## Directions for this task
Exclude the pictures and repeat all of the data exactly.

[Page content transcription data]
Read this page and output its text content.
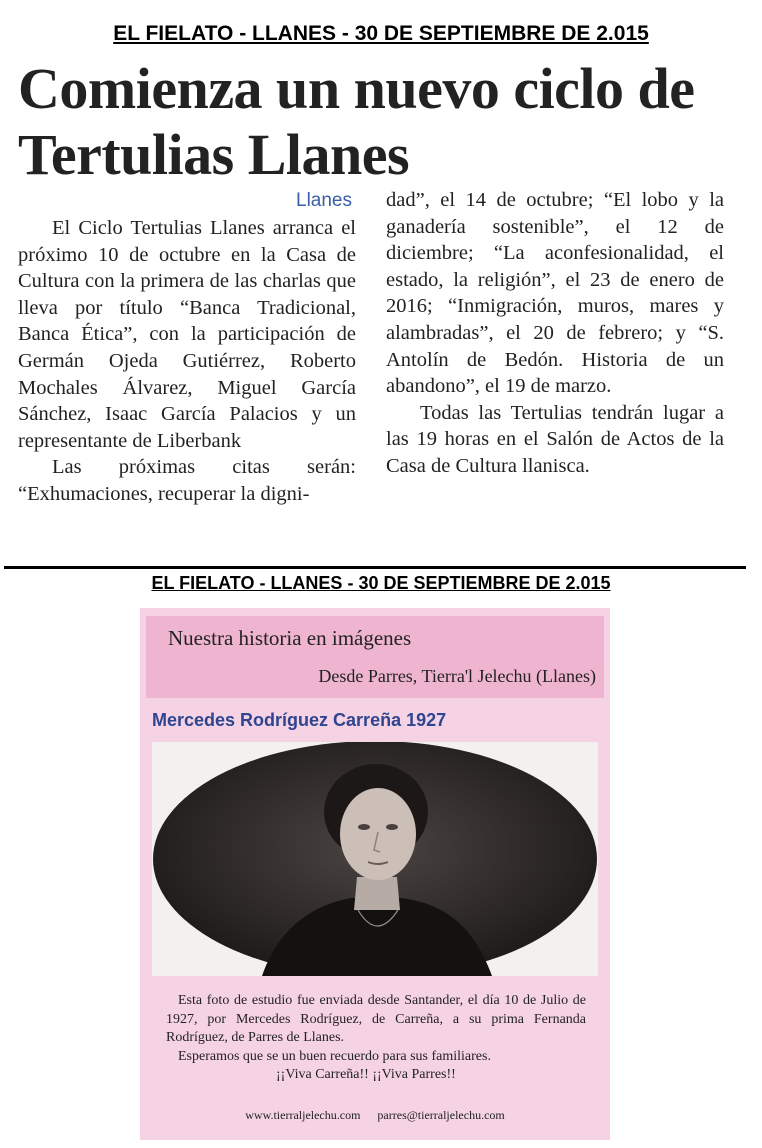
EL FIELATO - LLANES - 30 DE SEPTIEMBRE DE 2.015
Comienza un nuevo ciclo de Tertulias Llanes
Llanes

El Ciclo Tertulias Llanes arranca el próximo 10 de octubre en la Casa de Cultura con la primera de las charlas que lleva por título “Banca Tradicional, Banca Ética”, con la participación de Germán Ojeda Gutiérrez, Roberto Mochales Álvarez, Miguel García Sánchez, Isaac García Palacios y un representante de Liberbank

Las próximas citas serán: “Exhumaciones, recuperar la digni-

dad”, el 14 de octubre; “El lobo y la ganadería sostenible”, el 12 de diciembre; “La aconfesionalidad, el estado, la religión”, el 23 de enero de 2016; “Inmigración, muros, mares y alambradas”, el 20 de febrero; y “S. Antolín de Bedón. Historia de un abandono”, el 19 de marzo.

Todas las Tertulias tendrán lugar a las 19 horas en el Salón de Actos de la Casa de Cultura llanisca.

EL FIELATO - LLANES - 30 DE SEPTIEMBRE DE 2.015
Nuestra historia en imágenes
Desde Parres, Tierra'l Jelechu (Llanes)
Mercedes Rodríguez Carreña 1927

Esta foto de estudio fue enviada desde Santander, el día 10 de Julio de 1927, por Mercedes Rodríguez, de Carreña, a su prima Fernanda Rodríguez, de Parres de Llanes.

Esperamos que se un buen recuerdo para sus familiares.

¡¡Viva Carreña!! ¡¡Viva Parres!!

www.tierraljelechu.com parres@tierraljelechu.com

## Written response
Read this page and output its text content.
EL FIELATO - LLANES - 30 DE SEPTIEMBRE DE 2.015
Comienza un nuevo ciclo de Tertulias Llanes
Llanes

El Ciclo Tertulias Llanes arranca el próximo 10 de octubre en la Casa de Cultura con la primera de las charlas que lleva por título “Banca Tradicional, Banca Ética”, con la participación de Germán Ojeda Gutiérrez, Roberto Mochales Álvarez, Miguel García Sánchez, Isaac García Palacios y un representante de Liberbank

Las próximas citas serán: “Exhumaciones, recuperar la digni-

dad”, el 14 de octubre; “El lobo y la ganadería sostenible”, el 12 de diciembre; “La aconfesionalidad, el estado, la religión”, el 23 de enero de 2016; “Inmigración, muros, mares y alambradas”, el 20 de febrero; y “S. Antolín de Bedón. Historia de un abandono”, el 19 de marzo.

Todas las Tertulias tendrán lugar a las 19 horas en el Salón de Actos de la Casa de Cultura llanisca.

EL FIELATO - LLANES - 30 DE SEPTIEMBRE DE 2.015
Nuestra historia en imágenes
Desde Parres, Tierra'l Jelechu (Llanes)
Mercedes Rodríguez Carreña 1927

Esta foto de estudio fue enviada desde Santander, el día 10 de Julio de 1927, por Mercedes Rodríguez, de Carreña, a su prima Fernanda Rodríguez, de Parres de Llanes.

Esperamos que se un buen recuerdo para sus familiares.

¡¡Viva Carreña!! ¡¡Viva Parres!!

www.tierraljelechu.com parres@tierraljelechu.com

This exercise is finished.